How many lines in these records hold the string "reinfection"? Reply with the number alone.

RECORDS PROVIDED START

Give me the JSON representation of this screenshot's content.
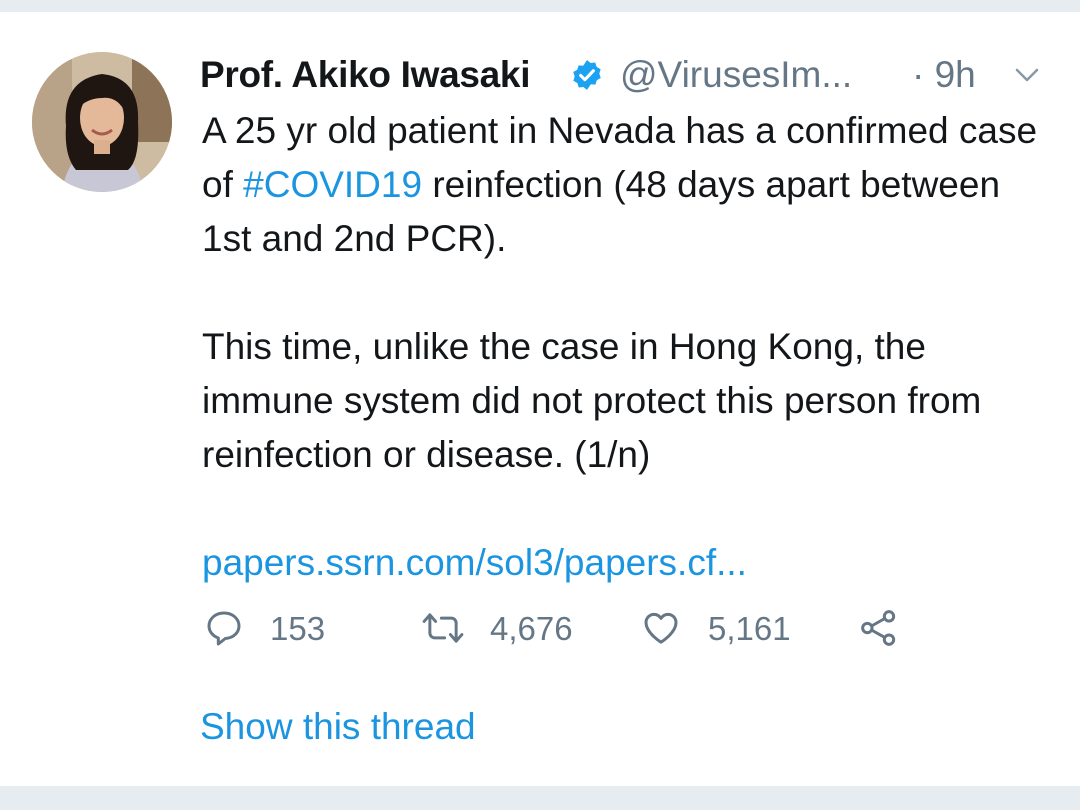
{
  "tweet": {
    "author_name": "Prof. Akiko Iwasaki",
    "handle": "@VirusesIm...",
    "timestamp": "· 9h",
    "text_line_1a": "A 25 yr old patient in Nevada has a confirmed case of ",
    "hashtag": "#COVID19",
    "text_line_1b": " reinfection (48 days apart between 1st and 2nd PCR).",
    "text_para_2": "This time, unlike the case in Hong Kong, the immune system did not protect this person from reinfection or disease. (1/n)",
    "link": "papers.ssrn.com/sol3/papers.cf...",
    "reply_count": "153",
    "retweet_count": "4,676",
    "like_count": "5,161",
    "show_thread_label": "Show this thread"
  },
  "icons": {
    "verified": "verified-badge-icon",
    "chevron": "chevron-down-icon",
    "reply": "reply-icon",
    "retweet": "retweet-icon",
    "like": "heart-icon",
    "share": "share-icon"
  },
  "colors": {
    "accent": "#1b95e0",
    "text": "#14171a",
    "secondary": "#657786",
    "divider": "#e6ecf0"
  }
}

RECORDS PROVIDED END
RECORDS PROVIDED START

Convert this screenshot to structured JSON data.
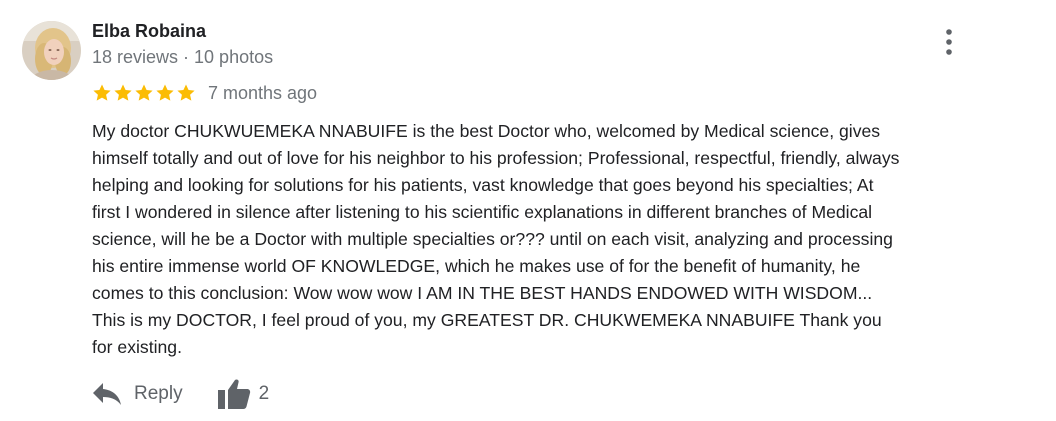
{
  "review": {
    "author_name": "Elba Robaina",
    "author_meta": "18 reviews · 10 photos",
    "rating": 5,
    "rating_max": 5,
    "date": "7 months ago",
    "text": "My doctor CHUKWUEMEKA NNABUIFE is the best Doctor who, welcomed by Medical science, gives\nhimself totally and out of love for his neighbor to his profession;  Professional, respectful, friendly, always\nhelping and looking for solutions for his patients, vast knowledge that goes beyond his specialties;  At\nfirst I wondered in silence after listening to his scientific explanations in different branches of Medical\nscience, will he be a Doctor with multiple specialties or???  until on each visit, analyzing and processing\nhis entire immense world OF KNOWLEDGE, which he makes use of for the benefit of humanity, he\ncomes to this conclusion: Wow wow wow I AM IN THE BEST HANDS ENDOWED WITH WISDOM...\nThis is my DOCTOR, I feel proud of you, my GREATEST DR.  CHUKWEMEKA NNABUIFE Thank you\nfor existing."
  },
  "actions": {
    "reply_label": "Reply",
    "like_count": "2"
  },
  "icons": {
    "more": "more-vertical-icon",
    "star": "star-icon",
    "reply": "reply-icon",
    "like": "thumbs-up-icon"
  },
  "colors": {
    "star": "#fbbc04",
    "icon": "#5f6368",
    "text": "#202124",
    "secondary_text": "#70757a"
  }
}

RECORDS PROVIDED END

> _TASK RESPONSE_: 2